▶ **THE EXERCISE**
Drop every picture, then transcribe the remaining data exactly.

▶ **DATA FOR THE TASK**
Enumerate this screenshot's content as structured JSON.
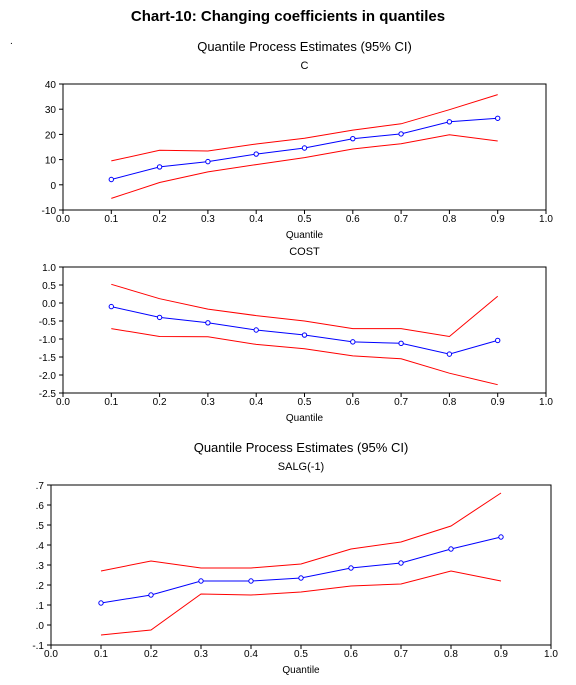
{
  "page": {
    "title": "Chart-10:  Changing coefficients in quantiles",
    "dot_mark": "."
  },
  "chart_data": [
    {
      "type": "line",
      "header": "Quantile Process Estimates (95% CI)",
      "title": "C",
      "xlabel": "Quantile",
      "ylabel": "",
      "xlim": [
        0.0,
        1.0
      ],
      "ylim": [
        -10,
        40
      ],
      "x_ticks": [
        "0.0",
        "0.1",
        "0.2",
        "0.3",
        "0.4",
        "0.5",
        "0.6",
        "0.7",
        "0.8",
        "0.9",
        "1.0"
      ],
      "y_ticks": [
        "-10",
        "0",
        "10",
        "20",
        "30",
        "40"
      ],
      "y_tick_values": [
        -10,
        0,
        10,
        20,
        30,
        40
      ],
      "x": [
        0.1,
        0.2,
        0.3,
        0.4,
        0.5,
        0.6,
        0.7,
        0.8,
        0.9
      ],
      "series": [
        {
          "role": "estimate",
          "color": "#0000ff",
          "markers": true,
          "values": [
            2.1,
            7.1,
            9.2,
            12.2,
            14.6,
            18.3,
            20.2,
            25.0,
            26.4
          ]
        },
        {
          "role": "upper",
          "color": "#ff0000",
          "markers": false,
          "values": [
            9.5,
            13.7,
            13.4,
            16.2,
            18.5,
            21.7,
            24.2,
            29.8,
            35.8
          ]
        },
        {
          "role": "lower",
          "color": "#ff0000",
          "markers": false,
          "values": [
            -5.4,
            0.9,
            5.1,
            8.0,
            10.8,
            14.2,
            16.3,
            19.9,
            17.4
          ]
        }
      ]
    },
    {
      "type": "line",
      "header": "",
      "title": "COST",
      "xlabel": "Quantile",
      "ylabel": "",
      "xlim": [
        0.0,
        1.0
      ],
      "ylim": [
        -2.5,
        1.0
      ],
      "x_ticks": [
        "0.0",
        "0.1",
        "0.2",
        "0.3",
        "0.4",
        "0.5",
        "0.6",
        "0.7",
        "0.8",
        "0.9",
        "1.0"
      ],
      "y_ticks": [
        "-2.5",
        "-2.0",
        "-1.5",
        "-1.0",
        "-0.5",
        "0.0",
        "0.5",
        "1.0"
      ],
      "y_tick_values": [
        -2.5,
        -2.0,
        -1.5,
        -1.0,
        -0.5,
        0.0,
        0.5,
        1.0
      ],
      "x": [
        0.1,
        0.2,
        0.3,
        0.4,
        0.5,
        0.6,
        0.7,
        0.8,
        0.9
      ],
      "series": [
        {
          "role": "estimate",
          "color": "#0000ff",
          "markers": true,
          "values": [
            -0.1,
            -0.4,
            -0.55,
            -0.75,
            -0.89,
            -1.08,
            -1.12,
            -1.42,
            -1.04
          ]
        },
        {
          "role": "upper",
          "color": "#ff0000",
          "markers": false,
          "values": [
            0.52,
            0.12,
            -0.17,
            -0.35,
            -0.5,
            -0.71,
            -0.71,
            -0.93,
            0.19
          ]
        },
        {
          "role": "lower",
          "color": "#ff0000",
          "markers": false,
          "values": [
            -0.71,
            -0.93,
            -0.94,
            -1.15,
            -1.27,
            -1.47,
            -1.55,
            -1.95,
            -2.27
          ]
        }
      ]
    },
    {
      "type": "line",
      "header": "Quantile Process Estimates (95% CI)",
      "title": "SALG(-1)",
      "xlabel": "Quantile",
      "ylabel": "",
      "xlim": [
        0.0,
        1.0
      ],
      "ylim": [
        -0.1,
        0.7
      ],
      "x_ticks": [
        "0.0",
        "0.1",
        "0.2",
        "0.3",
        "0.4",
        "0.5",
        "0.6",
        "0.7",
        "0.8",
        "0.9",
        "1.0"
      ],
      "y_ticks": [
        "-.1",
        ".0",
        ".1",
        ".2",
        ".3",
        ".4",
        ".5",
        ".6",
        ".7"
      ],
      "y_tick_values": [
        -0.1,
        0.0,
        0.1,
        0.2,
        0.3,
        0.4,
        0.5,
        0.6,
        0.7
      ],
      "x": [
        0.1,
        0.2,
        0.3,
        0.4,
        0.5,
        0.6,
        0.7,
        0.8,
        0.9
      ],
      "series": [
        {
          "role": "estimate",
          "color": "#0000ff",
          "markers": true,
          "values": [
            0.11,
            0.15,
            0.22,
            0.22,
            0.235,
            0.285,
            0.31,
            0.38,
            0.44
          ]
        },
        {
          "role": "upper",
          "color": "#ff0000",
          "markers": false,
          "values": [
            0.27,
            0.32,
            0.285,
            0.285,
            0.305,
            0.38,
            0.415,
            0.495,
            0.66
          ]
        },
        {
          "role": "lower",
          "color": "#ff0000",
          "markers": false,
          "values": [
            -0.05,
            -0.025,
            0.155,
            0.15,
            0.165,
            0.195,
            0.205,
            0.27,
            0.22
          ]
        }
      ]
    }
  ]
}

▶ **WRITTEN SOLUTION**
Enumerate this screenshot's content as structured JSON.
{
  "page": {
    "title": "Chart-10:  Changing coefficients in quantiles",
    "dot_mark": "."
  },
  "chart_data": [
    {
      "type": "line",
      "header": "Quantile Process Estimates (95% CI)",
      "title": "C",
      "xlabel": "Quantile",
      "ylabel": "",
      "xlim": [
        0.0,
        1.0
      ],
      "ylim": [
        -10,
        40
      ],
      "x_ticks": [
        "0.0",
        "0.1",
        "0.2",
        "0.3",
        "0.4",
        "0.5",
        "0.6",
        "0.7",
        "0.8",
        "0.9",
        "1.0"
      ],
      "y_ticks": [
        "-10",
        "0",
        "10",
        "20",
        "30",
        "40"
      ],
      "y_tick_values": [
        -10,
        0,
        10,
        20,
        30,
        40
      ],
      "x": [
        0.1,
        0.2,
        0.3,
        0.4,
        0.5,
        0.6,
        0.7,
        0.8,
        0.9
      ],
      "series": [
        {
          "role": "estimate",
          "color": "#0000ff",
          "markers": true,
          "values": [
            2.1,
            7.1,
            9.2,
            12.2,
            14.6,
            18.3,
            20.2,
            25.0,
            26.4
          ]
        },
        {
          "role": "upper",
          "color": "#ff0000",
          "markers": false,
          "values": [
            9.5,
            13.7,
            13.4,
            16.2,
            18.5,
            21.7,
            24.2,
            29.8,
            35.8
          ]
        },
        {
          "role": "lower",
          "color": "#ff0000",
          "markers": false,
          "values": [
            -5.4,
            0.9,
            5.1,
            8.0,
            10.8,
            14.2,
            16.3,
            19.9,
            17.4
          ]
        }
      ]
    },
    {
      "type": "line",
      "header": "",
      "title": "COST",
      "xlabel": "Quantile",
      "ylabel": "",
      "xlim": [
        0.0,
        1.0
      ],
      "ylim": [
        -2.5,
        1.0
      ],
      "x_ticks": [
        "0.0",
        "0.1",
        "0.2",
        "0.3",
        "0.4",
        "0.5",
        "0.6",
        "0.7",
        "0.8",
        "0.9",
        "1.0"
      ],
      "y_ticks": [
        "-2.5",
        "-2.0",
        "-1.5",
        "-1.0",
        "-0.5",
        "0.0",
        "0.5",
        "1.0"
      ],
      "y_tick_values": [
        -2.5,
        -2.0,
        -1.5,
        -1.0,
        -0.5,
        0.0,
        0.5,
        1.0
      ],
      "x": [
        0.1,
        0.2,
        0.3,
        0.4,
        0.5,
        0.6,
        0.7,
        0.8,
        0.9
      ],
      "series": [
        {
          "role": "estimate",
          "color": "#0000ff",
          "markers": true,
          "values": [
            -0.1,
            -0.4,
            -0.55,
            -0.75,
            -0.89,
            -1.08,
            -1.12,
            -1.42,
            -1.04
          ]
        },
        {
          "role": "upper",
          "color": "#ff0000",
          "markers": false,
          "values": [
            0.52,
            0.12,
            -0.17,
            -0.35,
            -0.5,
            -0.71,
            -0.71,
            -0.93,
            0.19
          ]
        },
        {
          "role": "lower",
          "color": "#ff0000",
          "markers": false,
          "values": [
            -0.71,
            -0.93,
            -0.94,
            -1.15,
            -1.27,
            -1.47,
            -1.55,
            -1.95,
            -2.27
          ]
        }
      ]
    },
    {
      "type": "line",
      "header": "Quantile Process Estimates (95% CI)",
      "title": "SALG(-1)",
      "xlabel": "Quantile",
      "ylabel": "",
      "xlim": [
        0.0,
        1.0
      ],
      "ylim": [
        -0.1,
        0.7
      ],
      "x_ticks": [
        "0.0",
        "0.1",
        "0.2",
        "0.3",
        "0.4",
        "0.5",
        "0.6",
        "0.7",
        "0.8",
        "0.9",
        "1.0"
      ],
      "y_ticks": [
        "-.1",
        ".0",
        ".1",
        ".2",
        ".3",
        ".4",
        ".5",
        ".6",
        ".7"
      ],
      "y_tick_values": [
        -0.1,
        0.0,
        0.1,
        0.2,
        0.3,
        0.4,
        0.5,
        0.6,
        0.7
      ],
      "x": [
        0.1,
        0.2,
        0.3,
        0.4,
        0.5,
        0.6,
        0.7,
        0.8,
        0.9
      ],
      "series": [
        {
          "role": "estimate",
          "color": "#0000ff",
          "markers": true,
          "values": [
            0.11,
            0.15,
            0.22,
            0.22,
            0.235,
            0.285,
            0.31,
            0.38,
            0.44
          ]
        },
        {
          "role": "upper",
          "color": "#ff0000",
          "markers": false,
          "values": [
            0.27,
            0.32,
            0.285,
            0.285,
            0.305,
            0.38,
            0.415,
            0.495,
            0.66
          ]
        },
        {
          "role": "lower",
          "color": "#ff0000",
          "markers": false,
          "values": [
            -0.05,
            -0.025,
            0.155,
            0.15,
            0.165,
            0.195,
            0.205,
            0.27,
            0.22
          ]
        }
      ]
    }
  ]
}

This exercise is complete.